= Exercise brief =
Collect the lines of the entries where "name" shows up.

Collected data entries
** BEGIN **

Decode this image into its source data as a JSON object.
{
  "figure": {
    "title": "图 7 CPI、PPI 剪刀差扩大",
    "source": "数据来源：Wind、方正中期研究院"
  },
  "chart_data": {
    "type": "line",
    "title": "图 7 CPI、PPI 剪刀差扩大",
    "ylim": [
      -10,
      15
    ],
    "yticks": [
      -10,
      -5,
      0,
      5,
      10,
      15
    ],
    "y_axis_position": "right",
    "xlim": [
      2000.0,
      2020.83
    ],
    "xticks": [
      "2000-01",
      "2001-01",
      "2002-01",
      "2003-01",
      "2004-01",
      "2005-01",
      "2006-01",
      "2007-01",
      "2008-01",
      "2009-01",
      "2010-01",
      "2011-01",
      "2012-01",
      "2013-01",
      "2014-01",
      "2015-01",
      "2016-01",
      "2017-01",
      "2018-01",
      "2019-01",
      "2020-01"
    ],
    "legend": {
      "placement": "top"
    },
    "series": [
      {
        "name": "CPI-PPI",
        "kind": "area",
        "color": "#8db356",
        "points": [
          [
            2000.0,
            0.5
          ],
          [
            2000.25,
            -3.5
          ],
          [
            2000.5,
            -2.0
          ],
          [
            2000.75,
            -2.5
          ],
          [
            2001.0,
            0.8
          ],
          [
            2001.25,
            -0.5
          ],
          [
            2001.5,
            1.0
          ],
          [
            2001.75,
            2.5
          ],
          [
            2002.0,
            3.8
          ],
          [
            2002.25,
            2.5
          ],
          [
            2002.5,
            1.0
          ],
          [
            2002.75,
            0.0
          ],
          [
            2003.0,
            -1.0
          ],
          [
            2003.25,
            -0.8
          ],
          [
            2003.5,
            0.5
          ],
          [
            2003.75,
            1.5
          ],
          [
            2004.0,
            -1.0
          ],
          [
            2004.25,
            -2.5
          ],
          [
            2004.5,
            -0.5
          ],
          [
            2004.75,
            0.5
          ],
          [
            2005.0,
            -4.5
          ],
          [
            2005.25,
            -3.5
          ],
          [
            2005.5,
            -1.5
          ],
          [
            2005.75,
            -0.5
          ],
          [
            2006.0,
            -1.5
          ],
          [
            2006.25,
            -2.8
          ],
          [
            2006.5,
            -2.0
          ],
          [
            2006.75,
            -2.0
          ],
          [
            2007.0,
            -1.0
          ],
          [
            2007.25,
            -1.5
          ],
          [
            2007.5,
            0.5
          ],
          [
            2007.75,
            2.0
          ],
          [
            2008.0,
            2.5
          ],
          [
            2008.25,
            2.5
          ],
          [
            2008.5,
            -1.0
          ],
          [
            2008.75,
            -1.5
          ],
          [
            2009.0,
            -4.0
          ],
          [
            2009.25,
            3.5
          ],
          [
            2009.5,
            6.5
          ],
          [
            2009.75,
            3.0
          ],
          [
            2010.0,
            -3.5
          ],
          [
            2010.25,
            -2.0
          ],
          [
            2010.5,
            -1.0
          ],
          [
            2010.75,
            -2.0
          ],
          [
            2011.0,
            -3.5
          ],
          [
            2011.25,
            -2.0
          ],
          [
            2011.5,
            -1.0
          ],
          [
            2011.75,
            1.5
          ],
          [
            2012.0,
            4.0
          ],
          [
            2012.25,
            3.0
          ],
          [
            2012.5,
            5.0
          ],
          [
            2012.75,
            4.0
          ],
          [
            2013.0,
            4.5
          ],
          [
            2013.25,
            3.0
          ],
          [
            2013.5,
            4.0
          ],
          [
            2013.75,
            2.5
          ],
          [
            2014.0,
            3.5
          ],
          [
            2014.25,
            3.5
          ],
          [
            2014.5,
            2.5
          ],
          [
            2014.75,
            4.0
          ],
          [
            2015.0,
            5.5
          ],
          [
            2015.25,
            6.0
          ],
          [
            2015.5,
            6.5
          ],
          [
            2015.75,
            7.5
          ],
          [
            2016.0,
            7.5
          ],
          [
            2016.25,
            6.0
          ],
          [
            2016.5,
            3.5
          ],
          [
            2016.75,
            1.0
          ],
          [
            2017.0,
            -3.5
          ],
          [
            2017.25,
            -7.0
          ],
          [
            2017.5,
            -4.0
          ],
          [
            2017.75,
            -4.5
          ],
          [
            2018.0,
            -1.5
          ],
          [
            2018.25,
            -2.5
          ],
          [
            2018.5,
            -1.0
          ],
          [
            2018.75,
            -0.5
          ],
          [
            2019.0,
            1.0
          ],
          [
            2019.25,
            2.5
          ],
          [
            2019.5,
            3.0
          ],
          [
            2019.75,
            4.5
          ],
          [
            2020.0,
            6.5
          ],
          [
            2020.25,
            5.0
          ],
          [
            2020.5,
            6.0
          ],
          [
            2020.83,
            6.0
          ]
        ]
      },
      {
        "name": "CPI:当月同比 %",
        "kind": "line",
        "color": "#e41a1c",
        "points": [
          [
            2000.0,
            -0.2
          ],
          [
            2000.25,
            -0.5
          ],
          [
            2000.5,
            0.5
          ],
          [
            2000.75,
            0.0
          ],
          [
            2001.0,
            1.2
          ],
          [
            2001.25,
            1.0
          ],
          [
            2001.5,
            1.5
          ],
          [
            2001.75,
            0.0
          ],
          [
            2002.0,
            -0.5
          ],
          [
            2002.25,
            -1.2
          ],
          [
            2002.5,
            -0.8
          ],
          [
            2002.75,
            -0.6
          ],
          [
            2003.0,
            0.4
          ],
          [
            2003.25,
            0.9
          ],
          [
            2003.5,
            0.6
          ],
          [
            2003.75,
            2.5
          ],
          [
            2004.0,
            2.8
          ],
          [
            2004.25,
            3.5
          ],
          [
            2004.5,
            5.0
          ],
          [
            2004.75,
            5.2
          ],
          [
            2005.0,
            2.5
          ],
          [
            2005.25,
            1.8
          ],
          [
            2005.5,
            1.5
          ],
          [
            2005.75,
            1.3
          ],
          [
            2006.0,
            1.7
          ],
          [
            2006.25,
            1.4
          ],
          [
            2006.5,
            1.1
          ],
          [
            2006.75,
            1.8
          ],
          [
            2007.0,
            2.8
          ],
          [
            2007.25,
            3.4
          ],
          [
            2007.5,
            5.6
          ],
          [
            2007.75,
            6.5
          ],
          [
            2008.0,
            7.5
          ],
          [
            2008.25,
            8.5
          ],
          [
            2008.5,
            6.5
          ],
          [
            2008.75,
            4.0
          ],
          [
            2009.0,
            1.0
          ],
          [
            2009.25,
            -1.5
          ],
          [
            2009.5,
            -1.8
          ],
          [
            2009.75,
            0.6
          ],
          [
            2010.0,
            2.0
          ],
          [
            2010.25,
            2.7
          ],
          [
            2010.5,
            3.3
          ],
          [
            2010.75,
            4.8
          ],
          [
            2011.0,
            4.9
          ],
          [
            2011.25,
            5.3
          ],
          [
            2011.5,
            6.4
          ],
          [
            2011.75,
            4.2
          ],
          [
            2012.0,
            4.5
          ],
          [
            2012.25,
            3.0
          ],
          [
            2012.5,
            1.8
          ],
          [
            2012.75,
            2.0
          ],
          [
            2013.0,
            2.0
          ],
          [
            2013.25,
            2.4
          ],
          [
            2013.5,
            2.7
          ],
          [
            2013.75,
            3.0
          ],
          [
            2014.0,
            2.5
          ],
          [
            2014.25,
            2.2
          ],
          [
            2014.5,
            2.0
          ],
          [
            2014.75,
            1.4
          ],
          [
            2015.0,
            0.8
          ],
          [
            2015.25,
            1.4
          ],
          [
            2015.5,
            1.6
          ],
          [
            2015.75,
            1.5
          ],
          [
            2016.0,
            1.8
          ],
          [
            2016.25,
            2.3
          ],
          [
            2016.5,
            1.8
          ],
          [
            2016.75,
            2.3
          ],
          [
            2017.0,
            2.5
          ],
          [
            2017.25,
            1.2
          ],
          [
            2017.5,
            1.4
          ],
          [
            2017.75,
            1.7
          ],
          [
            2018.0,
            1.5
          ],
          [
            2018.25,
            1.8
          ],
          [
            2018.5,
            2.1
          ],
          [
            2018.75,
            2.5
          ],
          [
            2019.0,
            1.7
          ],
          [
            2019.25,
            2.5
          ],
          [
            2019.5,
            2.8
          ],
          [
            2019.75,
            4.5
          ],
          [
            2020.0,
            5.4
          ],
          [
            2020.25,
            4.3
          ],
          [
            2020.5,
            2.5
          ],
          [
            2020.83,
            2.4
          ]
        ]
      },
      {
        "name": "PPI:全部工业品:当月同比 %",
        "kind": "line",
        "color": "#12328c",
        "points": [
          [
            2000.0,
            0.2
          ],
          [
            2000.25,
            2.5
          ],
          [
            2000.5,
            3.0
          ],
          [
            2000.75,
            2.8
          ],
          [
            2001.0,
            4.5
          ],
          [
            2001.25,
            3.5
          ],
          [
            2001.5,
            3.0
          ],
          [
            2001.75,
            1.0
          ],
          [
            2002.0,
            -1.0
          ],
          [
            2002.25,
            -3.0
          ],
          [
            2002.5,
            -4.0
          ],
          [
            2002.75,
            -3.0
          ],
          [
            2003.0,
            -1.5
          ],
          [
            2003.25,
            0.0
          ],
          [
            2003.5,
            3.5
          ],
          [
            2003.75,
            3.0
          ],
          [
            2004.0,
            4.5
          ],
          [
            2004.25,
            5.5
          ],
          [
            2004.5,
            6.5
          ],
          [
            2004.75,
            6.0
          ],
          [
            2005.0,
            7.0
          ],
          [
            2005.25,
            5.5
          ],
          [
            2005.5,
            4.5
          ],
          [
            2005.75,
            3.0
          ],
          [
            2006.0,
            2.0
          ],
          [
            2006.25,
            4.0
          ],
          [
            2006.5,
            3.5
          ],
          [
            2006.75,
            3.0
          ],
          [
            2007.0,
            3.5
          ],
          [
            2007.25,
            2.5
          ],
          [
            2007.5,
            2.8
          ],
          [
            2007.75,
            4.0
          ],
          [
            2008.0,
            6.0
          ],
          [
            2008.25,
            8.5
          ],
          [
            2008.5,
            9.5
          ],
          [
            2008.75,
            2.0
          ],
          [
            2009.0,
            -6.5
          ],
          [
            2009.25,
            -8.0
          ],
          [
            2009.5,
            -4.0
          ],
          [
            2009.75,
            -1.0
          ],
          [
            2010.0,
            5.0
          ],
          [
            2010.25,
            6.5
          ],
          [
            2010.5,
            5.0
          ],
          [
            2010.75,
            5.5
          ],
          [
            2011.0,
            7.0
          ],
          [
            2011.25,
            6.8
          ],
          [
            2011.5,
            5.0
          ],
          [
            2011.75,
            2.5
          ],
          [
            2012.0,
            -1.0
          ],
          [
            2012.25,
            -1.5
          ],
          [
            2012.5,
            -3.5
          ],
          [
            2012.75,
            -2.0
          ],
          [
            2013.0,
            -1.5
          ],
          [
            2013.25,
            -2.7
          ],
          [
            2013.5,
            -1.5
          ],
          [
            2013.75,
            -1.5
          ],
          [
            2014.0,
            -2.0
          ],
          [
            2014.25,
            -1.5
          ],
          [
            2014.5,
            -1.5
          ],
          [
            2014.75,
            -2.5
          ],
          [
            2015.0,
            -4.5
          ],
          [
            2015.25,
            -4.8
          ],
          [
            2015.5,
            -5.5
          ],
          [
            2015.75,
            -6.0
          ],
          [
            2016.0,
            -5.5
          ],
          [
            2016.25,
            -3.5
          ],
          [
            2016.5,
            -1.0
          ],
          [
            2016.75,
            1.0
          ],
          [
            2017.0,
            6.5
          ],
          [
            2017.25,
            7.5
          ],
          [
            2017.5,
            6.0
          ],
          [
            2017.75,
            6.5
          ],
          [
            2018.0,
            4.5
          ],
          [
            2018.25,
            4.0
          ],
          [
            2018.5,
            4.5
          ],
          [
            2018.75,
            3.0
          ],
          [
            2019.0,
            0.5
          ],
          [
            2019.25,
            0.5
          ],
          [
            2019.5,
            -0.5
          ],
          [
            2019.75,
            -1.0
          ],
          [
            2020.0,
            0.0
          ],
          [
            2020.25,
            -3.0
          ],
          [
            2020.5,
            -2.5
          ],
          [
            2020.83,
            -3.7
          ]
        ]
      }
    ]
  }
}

** END **

= Final answer =
        "name": "CPI-PPI",
        "name": "CPI:当月同比 %",
        "name": "PPI:全部工业品:当月同比 %",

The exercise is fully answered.